◆ **STATED PROBLEM**: Print all the entries verbatim.

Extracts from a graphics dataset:
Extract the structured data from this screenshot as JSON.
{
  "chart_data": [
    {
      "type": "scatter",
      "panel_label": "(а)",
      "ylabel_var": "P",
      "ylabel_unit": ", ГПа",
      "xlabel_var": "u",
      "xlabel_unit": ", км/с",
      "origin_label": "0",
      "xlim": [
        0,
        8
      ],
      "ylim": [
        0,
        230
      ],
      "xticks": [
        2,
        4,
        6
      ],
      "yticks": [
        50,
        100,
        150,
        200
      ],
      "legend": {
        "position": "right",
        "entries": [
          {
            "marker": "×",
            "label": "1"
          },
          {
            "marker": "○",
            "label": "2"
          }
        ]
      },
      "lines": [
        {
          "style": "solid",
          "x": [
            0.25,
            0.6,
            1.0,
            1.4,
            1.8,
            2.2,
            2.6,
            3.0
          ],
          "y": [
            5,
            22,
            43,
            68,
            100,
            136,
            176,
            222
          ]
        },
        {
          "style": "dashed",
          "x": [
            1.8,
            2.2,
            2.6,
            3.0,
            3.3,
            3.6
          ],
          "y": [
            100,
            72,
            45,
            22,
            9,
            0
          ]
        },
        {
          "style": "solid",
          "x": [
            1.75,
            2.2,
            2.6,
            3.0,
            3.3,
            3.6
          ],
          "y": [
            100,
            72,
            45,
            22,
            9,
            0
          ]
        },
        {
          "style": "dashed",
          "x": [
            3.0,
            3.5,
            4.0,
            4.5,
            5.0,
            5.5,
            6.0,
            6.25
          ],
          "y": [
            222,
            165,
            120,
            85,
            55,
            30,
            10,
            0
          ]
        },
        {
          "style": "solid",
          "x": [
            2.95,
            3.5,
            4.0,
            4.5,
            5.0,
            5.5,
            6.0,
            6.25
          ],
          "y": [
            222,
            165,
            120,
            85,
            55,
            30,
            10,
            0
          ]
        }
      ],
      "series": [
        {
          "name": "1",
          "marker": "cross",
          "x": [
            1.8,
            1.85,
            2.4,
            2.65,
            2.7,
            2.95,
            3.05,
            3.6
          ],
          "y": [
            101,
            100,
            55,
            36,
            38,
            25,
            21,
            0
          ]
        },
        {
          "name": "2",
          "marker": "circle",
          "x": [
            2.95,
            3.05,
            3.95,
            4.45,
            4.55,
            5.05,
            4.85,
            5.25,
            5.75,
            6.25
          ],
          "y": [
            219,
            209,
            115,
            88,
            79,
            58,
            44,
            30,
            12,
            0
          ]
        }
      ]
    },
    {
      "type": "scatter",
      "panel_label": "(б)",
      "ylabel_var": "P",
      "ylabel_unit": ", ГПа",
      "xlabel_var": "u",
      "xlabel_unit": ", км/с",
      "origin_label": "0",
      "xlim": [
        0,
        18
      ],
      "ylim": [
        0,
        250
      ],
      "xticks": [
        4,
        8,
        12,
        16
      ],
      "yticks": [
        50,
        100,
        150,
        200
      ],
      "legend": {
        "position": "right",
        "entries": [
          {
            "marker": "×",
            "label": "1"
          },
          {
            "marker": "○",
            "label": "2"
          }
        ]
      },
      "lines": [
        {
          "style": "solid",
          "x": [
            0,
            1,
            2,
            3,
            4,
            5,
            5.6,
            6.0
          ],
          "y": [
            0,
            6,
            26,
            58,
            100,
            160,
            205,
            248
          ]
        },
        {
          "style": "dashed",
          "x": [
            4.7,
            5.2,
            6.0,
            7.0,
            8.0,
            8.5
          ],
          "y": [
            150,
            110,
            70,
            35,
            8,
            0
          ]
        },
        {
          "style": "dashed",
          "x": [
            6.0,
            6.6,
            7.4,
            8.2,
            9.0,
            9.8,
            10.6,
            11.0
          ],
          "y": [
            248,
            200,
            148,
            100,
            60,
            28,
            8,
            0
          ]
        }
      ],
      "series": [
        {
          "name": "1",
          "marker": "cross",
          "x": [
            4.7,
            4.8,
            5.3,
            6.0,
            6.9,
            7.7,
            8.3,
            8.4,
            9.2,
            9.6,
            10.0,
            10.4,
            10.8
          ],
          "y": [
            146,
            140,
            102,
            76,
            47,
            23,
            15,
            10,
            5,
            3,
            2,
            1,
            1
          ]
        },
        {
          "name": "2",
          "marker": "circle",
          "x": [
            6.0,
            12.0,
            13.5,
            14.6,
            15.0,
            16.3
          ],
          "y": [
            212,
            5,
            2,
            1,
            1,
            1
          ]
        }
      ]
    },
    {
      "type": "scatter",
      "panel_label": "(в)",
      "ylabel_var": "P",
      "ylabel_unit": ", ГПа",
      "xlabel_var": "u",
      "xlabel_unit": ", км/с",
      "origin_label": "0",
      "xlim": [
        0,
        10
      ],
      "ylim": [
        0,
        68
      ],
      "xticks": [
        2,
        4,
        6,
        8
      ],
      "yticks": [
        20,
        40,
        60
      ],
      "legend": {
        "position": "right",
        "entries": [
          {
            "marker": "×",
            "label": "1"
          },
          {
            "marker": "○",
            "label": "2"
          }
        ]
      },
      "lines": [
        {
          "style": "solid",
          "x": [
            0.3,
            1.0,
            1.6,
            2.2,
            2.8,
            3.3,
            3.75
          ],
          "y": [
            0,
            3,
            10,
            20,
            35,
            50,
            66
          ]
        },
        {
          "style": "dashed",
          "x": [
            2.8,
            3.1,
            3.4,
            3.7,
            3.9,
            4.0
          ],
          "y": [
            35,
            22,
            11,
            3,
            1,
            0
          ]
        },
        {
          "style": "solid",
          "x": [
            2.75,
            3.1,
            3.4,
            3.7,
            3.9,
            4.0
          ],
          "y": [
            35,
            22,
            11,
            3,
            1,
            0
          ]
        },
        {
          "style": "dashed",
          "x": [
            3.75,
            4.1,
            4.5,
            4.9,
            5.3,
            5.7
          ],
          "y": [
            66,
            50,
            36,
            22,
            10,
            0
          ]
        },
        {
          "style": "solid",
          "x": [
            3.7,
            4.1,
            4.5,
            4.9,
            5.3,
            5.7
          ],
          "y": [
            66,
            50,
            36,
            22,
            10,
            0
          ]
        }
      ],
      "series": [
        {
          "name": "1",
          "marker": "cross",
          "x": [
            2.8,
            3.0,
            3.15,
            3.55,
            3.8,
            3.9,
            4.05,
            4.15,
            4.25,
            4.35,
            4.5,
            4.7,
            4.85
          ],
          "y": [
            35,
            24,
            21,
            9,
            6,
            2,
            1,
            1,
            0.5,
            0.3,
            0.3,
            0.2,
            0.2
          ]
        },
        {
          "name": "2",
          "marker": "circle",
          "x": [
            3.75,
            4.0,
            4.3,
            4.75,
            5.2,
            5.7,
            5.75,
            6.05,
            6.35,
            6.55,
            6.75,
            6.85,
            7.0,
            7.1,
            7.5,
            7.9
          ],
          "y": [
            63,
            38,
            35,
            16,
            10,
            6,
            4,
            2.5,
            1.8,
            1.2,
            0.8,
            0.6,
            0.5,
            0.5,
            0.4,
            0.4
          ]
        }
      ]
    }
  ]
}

◆ **ANSWER BELOW**:
Extract the structured data from this screenshot as JSON.
{
  "chart_data": [
    {
      "type": "scatter",
      "panel_label": "(а)",
      "ylabel_var": "P",
      "ylabel_unit": ", ГПа",
      "xlabel_var": "u",
      "xlabel_unit": ", км/с",
      "origin_label": "0",
      "xlim": [
        0,
        8
      ],
      "ylim": [
        0,
        230
      ],
      "xticks": [
        2,
        4,
        6
      ],
      "yticks": [
        50,
        100,
        150,
        200
      ],
      "legend": {
        "position": "right",
        "entries": [
          {
            "marker": "×",
            "label": "1"
          },
          {
            "marker": "○",
            "label": "2"
          }
        ]
      },
      "lines": [
        {
          "style": "solid",
          "x": [
            0.25,
            0.6,
            1.0,
            1.4,
            1.8,
            2.2,
            2.6,
            3.0
          ],
          "y": [
            5,
            22,
            43,
            68,
            100,
            136,
            176,
            222
          ]
        },
        {
          "style": "dashed",
          "x": [
            1.8,
            2.2,
            2.6,
            3.0,
            3.3,
            3.6
          ],
          "y": [
            100,
            72,
            45,
            22,
            9,
            0
          ]
        },
        {
          "style": "solid",
          "x": [
            1.75,
            2.2,
            2.6,
            3.0,
            3.3,
            3.6
          ],
          "y": [
            100,
            72,
            45,
            22,
            9,
            0
          ]
        },
        {
          "style": "dashed",
          "x": [
            3.0,
            3.5,
            4.0,
            4.5,
            5.0,
            5.5,
            6.0,
            6.25
          ],
          "y": [
            222,
            165,
            120,
            85,
            55,
            30,
            10,
            0
          ]
        },
        {
          "style": "solid",
          "x": [
            2.95,
            3.5,
            4.0,
            4.5,
            5.0,
            5.5,
            6.0,
            6.25
          ],
          "y": [
            222,
            165,
            120,
            85,
            55,
            30,
            10,
            0
          ]
        }
      ],
      "series": [
        {
          "name": "1",
          "marker": "cross",
          "x": [
            1.8,
            1.85,
            2.4,
            2.65,
            2.7,
            2.95,
            3.05,
            3.6
          ],
          "y": [
            101,
            100,
            55,
            36,
            38,
            25,
            21,
            0
          ]
        },
        {
          "name": "2",
          "marker": "circle",
          "x": [
            2.95,
            3.05,
            3.95,
            4.45,
            4.55,
            5.05,
            4.85,
            5.25,
            5.75,
            6.25
          ],
          "y": [
            219,
            209,
            115,
            88,
            79,
            58,
            44,
            30,
            12,
            0
          ]
        }
      ]
    },
    {
      "type": "scatter",
      "panel_label": "(б)",
      "ylabel_var": "P",
      "ylabel_unit": ", ГПа",
      "xlabel_var": "u",
      "xlabel_unit": ", км/с",
      "origin_label": "0",
      "xlim": [
        0,
        18
      ],
      "ylim": [
        0,
        250
      ],
      "xticks": [
        4,
        8,
        12,
        16
      ],
      "yticks": [
        50,
        100,
        150,
        200
      ],
      "legend": {
        "position": "right",
        "entries": [
          {
            "marker": "×",
            "label": "1"
          },
          {
            "marker": "○",
            "label": "2"
          }
        ]
      },
      "lines": [
        {
          "style": "solid",
          "x": [
            0,
            1,
            2,
            3,
            4,
            5,
            5.6,
            6.0
          ],
          "y": [
            0,
            6,
            26,
            58,
            100,
            160,
            205,
            248
          ]
        },
        {
          "style": "dashed",
          "x": [
            4.7,
            5.2,
            6.0,
            7.0,
            8.0,
            8.5
          ],
          "y": [
            150,
            110,
            70,
            35,
            8,
            0
          ]
        },
        {
          "style": "dashed",
          "x": [
            6.0,
            6.6,
            7.4,
            8.2,
            9.0,
            9.8,
            10.6,
            11.0
          ],
          "y": [
            248,
            200,
            148,
            100,
            60,
            28,
            8,
            0
          ]
        }
      ],
      "series": [
        {
          "name": "1",
          "marker": "cross",
          "x": [
            4.7,
            4.8,
            5.3,
            6.0,
            6.9,
            7.7,
            8.3,
            8.4,
            9.2,
            9.6,
            10.0,
            10.4,
            10.8
          ],
          "y": [
            146,
            140,
            102,
            76,
            47,
            23,
            15,
            10,
            5,
            3,
            2,
            1,
            1
          ]
        },
        {
          "name": "2",
          "marker": "circle",
          "x": [
            6.0,
            12.0,
            13.5,
            14.6,
            15.0,
            16.3
          ],
          "y": [
            212,
            5,
            2,
            1,
            1,
            1
          ]
        }
      ]
    },
    {
      "type": "scatter",
      "panel_label": "(в)",
      "ylabel_var": "P",
      "ylabel_unit": ", ГПа",
      "xlabel_var": "u",
      "xlabel_unit": ", км/с",
      "origin_label": "0",
      "xlim": [
        0,
        10
      ],
      "ylim": [
        0,
        68
      ],
      "xticks": [
        2,
        4,
        6,
        8
      ],
      "yticks": [
        20,
        40,
        60
      ],
      "legend": {
        "position": "right",
        "entries": [
          {
            "marker": "×",
            "label": "1"
          },
          {
            "marker": "○",
            "label": "2"
          }
        ]
      },
      "lines": [
        {
          "style": "solid",
          "x": [
            0.3,
            1.0,
            1.6,
            2.2,
            2.8,
            3.3,
            3.75
          ],
          "y": [
            0,
            3,
            10,
            20,
            35,
            50,
            66
          ]
        },
        {
          "style": "dashed",
          "x": [
            2.8,
            3.1,
            3.4,
            3.7,
            3.9,
            4.0
          ],
          "y": [
            35,
            22,
            11,
            3,
            1,
            0
          ]
        },
        {
          "style": "solid",
          "x": [
            2.75,
            3.1,
            3.4,
            3.7,
            3.9,
            4.0
          ],
          "y": [
            35,
            22,
            11,
            3,
            1,
            0
          ]
        },
        {
          "style": "dashed",
          "x": [
            3.75,
            4.1,
            4.5,
            4.9,
            5.3,
            5.7
          ],
          "y": [
            66,
            50,
            36,
            22,
            10,
            0
          ]
        },
        {
          "style": "solid",
          "x": [
            3.7,
            4.1,
            4.5,
            4.9,
            5.3,
            5.7
          ],
          "y": [
            66,
            50,
            36,
            22,
            10,
            0
          ]
        }
      ],
      "series": [
        {
          "name": "1",
          "marker": "cross",
          "x": [
            2.8,
            3.0,
            3.15,
            3.55,
            3.8,
            3.9,
            4.05,
            4.15,
            4.25,
            4.35,
            4.5,
            4.7,
            4.85
          ],
          "y": [
            35,
            24,
            21,
            9,
            6,
            2,
            1,
            1,
            0.5,
            0.3,
            0.3,
            0.2,
            0.2
          ]
        },
        {
          "name": "2",
          "marker": "circle",
          "x": [
            3.75,
            4.0,
            4.3,
            4.75,
            5.2,
            5.7,
            5.75,
            6.05,
            6.35,
            6.55,
            6.75,
            6.85,
            7.0,
            7.1,
            7.5,
            7.9
          ],
          "y": [
            63,
            38,
            35,
            16,
            10,
            6,
            4,
            2.5,
            1.8,
            1.2,
            0.8,
            0.6,
            0.5,
            0.5,
            0.4,
            0.4
          ]
        }
      ]
    }
  ]
}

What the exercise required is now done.